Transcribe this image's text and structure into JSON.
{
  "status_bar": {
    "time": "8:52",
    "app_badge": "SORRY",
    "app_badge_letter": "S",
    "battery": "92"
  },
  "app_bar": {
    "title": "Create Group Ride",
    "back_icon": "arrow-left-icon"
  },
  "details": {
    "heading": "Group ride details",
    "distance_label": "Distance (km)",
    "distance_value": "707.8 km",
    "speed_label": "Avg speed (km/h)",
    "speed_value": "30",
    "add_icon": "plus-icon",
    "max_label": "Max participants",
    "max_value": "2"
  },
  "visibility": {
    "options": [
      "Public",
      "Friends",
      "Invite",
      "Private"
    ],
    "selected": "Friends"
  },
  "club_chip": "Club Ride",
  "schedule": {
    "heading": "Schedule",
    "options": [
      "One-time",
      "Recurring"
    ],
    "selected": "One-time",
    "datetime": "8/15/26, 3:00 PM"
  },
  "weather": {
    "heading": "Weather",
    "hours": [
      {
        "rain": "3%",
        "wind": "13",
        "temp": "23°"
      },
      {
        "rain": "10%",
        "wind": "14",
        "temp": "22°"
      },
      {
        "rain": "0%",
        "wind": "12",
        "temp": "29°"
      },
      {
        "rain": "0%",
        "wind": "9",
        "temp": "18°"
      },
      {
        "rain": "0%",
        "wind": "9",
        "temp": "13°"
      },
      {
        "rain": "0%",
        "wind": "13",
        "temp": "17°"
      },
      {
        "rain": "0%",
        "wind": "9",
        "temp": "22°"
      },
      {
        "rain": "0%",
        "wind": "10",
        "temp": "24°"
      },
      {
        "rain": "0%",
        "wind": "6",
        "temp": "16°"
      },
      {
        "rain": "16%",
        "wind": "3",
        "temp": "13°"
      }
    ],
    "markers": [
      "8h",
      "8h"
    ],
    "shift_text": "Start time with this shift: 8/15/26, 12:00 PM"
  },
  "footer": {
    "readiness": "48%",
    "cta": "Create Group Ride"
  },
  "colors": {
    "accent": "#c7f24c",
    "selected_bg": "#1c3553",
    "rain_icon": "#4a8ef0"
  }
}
==
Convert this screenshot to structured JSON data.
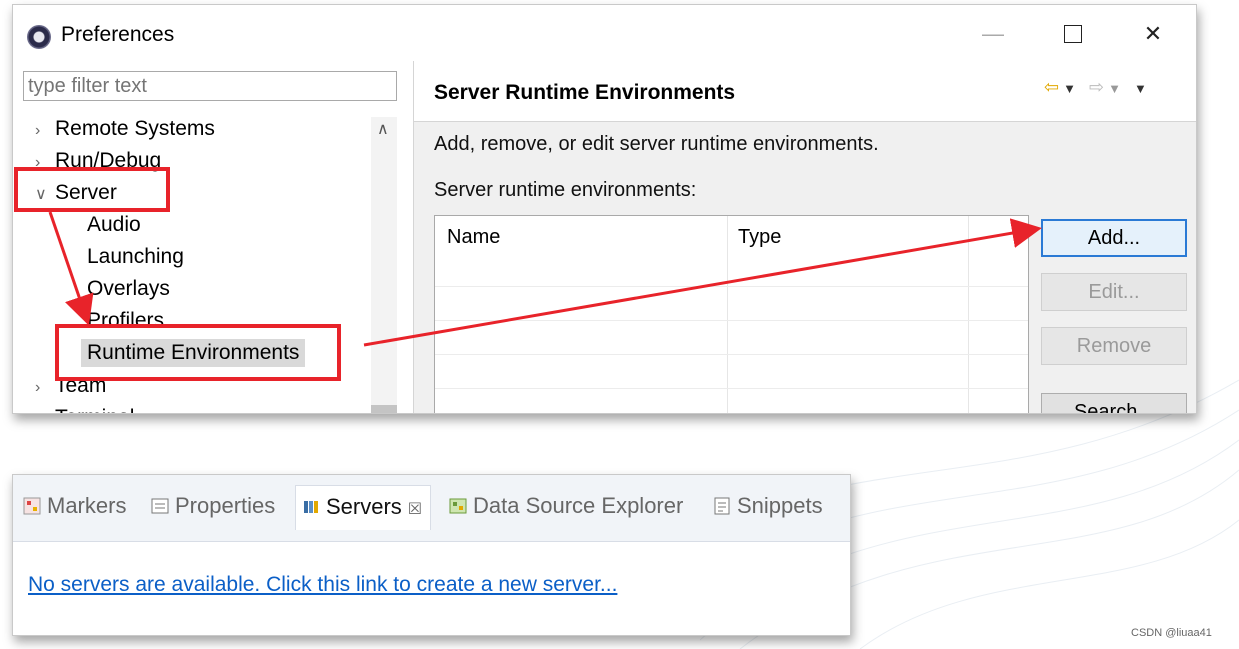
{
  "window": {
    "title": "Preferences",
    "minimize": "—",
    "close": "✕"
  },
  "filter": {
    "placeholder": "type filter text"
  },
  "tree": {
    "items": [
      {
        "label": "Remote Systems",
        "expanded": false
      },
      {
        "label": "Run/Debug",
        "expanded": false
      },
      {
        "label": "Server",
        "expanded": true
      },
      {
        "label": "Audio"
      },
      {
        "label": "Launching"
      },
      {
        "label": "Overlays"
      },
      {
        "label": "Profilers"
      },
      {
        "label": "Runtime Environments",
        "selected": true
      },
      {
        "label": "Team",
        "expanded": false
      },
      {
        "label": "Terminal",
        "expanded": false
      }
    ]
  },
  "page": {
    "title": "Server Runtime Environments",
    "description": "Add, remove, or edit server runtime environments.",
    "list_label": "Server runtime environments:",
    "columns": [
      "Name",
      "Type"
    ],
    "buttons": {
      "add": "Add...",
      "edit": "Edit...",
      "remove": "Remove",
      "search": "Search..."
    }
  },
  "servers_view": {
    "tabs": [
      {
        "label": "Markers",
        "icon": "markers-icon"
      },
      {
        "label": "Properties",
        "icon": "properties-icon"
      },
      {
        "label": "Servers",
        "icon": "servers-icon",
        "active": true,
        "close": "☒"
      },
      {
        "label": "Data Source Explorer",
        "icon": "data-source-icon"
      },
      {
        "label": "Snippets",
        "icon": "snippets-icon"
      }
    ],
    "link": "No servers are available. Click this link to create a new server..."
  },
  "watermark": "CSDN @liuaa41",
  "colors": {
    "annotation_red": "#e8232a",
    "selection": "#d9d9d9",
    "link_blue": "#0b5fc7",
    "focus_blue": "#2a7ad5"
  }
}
* * *
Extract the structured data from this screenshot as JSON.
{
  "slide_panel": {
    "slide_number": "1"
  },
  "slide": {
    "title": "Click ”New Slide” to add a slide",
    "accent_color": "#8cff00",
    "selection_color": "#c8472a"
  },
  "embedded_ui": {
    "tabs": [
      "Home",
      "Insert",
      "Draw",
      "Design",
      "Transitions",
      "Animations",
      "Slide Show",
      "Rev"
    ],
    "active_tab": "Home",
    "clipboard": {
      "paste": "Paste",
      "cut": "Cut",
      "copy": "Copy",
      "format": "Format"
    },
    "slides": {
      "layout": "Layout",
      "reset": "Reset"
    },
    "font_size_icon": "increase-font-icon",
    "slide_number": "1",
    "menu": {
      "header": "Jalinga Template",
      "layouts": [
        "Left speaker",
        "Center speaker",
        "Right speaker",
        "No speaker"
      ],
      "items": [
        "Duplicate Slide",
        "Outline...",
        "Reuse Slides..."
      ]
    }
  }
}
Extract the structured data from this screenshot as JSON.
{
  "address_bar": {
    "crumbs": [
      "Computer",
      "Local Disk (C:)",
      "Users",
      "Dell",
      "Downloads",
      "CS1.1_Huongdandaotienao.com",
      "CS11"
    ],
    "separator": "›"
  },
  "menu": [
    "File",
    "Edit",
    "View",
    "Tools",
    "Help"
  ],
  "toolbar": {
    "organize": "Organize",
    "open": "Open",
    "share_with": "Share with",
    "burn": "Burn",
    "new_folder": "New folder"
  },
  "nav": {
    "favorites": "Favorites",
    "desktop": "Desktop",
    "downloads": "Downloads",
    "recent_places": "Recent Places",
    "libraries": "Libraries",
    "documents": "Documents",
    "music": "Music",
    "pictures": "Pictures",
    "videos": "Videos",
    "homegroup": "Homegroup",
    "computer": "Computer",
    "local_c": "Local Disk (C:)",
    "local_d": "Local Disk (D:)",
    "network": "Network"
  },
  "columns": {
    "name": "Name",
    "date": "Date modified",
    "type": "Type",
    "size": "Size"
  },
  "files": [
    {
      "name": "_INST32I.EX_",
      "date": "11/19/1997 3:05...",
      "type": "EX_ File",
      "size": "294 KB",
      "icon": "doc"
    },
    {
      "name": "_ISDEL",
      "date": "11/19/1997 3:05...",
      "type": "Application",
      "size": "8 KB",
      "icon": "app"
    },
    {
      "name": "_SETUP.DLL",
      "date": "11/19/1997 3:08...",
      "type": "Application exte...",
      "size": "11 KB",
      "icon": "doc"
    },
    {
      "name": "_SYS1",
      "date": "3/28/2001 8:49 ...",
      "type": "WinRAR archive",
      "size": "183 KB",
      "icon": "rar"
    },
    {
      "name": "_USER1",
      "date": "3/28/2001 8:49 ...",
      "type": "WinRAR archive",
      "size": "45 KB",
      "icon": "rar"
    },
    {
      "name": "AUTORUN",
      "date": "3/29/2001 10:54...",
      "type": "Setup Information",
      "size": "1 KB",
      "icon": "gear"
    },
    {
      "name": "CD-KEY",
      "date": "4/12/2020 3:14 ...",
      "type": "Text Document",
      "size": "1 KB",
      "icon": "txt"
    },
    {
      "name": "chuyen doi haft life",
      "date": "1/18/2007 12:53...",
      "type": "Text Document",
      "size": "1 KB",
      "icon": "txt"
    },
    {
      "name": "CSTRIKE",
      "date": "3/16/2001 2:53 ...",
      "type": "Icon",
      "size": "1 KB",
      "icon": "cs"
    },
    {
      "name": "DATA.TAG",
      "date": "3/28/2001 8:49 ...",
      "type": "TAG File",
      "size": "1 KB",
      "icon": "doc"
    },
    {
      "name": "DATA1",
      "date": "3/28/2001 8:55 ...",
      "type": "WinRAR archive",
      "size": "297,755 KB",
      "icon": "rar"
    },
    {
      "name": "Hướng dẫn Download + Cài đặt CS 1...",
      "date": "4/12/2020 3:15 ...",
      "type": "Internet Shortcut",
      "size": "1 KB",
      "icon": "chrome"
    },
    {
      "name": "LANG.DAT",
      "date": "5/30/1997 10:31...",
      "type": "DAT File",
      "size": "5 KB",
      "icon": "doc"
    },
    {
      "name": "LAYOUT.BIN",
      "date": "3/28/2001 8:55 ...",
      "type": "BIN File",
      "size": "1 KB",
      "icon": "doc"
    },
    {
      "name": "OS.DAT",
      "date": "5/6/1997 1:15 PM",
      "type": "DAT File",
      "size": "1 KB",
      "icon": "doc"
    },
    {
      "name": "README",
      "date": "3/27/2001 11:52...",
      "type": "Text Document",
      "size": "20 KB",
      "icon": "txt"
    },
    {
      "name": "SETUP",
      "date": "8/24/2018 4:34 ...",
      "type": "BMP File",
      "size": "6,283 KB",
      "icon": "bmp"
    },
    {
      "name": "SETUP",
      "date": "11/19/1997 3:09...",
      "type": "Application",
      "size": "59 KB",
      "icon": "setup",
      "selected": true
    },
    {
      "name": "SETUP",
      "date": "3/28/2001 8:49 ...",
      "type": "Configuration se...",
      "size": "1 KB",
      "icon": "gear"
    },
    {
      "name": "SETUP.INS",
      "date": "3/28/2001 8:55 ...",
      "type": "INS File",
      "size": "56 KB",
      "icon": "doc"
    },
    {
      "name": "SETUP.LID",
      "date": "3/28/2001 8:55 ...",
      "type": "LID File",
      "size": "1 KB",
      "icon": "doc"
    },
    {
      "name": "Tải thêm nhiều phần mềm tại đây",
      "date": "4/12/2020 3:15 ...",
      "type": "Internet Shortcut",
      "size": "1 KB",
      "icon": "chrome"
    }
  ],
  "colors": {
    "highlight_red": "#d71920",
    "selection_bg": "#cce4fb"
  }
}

— Stated exercise —
Using the listing above, show every line that includes the string "heading".

— Full solution —
    "heading": "Group ride details",
    "heading": "Schedule",
    "heading": "Weather",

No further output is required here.